=== WORK REQUIRED ===
Which lines hold the string "plot"? Copy every one of them.

=== SOURCE DATA ===

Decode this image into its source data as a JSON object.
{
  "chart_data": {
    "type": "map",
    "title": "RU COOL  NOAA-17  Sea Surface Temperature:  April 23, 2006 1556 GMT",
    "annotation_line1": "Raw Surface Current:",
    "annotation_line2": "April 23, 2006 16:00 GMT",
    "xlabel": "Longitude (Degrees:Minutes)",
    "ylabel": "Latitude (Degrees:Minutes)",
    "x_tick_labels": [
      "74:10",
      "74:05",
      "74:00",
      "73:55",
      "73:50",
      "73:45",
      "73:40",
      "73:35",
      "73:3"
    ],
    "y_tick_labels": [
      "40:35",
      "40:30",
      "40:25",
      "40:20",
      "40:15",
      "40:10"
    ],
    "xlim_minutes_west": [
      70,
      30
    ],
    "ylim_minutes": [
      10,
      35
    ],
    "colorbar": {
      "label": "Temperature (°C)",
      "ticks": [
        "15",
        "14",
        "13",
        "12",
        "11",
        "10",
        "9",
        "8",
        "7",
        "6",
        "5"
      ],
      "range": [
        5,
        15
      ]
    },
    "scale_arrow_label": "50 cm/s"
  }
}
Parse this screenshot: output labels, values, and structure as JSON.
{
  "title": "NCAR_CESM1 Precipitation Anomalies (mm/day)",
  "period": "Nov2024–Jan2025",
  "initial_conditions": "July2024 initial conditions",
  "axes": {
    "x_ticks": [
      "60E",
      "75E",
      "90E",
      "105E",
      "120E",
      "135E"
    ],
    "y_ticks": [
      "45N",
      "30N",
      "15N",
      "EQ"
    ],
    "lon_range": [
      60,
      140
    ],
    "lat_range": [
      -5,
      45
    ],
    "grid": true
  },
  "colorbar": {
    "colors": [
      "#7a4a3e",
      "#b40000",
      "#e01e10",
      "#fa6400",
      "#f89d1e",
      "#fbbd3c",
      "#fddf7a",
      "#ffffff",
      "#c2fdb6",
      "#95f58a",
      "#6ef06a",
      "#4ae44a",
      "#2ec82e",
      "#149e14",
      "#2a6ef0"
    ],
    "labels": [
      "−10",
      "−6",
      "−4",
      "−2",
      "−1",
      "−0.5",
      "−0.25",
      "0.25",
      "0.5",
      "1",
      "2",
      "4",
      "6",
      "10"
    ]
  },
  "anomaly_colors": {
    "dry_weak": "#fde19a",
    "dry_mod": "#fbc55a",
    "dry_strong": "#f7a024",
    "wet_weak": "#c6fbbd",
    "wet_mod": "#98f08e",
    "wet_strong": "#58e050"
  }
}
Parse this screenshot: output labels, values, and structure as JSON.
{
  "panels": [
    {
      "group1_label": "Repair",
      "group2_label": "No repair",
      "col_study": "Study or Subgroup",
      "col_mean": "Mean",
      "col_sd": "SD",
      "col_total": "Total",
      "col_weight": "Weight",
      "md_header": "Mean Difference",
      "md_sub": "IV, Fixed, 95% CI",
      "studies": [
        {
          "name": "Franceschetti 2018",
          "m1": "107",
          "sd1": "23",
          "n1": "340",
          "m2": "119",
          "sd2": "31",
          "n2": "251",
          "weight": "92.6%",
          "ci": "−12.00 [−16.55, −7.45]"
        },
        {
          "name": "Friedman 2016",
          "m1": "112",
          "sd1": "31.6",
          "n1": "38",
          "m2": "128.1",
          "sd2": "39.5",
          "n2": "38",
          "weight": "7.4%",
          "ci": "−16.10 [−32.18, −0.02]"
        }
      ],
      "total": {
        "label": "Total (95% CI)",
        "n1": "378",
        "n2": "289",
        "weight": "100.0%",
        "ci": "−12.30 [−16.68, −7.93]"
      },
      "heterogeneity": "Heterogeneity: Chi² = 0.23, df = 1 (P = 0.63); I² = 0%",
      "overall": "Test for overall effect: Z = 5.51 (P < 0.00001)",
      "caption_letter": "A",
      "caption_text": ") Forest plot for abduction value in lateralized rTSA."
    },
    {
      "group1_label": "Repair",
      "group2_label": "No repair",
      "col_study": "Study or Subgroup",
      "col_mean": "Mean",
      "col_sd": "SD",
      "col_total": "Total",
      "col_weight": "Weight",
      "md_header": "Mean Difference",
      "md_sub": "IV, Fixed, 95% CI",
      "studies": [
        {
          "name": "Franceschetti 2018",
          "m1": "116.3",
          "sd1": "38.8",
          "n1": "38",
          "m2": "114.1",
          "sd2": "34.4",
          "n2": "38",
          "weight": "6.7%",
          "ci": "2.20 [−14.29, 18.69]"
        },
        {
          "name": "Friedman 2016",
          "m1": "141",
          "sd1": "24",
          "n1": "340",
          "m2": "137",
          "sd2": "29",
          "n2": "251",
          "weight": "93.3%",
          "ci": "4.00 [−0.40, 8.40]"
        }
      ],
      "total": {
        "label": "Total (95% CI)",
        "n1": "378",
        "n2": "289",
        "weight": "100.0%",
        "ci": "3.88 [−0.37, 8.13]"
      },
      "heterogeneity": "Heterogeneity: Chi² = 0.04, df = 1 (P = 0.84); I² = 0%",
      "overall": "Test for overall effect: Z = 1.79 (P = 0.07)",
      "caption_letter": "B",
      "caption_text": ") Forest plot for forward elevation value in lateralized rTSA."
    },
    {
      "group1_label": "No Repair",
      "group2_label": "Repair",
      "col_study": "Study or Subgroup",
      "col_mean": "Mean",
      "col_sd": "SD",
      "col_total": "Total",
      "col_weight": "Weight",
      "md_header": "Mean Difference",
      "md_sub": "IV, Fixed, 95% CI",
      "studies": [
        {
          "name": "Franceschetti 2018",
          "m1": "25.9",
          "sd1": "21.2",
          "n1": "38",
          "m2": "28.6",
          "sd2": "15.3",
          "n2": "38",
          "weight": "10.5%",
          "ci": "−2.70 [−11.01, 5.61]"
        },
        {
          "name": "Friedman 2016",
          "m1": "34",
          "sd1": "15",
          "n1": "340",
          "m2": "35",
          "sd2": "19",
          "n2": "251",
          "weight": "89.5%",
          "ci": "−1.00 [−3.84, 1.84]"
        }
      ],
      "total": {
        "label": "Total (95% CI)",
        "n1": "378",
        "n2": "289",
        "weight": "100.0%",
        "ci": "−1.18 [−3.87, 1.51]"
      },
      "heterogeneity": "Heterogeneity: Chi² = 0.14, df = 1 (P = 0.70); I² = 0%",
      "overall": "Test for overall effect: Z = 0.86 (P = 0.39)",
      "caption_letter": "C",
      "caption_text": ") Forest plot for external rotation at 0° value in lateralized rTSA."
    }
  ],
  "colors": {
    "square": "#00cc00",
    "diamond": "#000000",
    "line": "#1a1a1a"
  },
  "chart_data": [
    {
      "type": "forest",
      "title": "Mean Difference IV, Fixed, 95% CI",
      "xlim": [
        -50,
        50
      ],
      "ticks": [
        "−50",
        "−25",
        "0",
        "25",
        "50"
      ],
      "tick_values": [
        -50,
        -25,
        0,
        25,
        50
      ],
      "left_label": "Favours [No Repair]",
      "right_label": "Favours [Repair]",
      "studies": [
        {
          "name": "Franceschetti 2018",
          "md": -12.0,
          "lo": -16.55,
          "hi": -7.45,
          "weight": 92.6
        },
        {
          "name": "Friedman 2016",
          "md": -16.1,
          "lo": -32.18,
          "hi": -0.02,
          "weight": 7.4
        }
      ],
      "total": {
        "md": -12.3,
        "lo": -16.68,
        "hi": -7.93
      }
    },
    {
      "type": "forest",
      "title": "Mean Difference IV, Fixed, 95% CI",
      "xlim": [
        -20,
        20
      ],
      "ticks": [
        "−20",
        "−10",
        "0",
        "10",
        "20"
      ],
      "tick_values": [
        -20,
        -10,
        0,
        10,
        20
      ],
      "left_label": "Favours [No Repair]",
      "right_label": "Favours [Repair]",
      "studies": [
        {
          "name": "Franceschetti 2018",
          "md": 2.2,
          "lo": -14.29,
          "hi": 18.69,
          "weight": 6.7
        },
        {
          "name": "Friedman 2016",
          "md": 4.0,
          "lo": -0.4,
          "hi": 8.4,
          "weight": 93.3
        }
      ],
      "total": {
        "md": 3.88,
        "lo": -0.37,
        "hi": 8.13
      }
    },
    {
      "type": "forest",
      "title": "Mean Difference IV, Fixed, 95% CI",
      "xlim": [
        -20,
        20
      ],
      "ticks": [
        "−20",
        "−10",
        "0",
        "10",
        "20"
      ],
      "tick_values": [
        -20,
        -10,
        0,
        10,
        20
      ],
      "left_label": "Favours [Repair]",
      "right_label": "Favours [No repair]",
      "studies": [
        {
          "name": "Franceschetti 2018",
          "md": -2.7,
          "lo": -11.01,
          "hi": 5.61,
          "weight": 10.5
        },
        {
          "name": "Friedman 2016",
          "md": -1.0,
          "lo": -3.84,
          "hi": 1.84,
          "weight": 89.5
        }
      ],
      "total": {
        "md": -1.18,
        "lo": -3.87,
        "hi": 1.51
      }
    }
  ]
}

=== ANSWER TO THE TASK ===
      "caption_text": ") Forest plot for abduction value in lateralized rTSA."
      "caption_text": ") Forest plot for forward elevation value in lateralized rTSA."
      "caption_text": ") Forest plot for external rotation at 0° value in lateralized rTSA."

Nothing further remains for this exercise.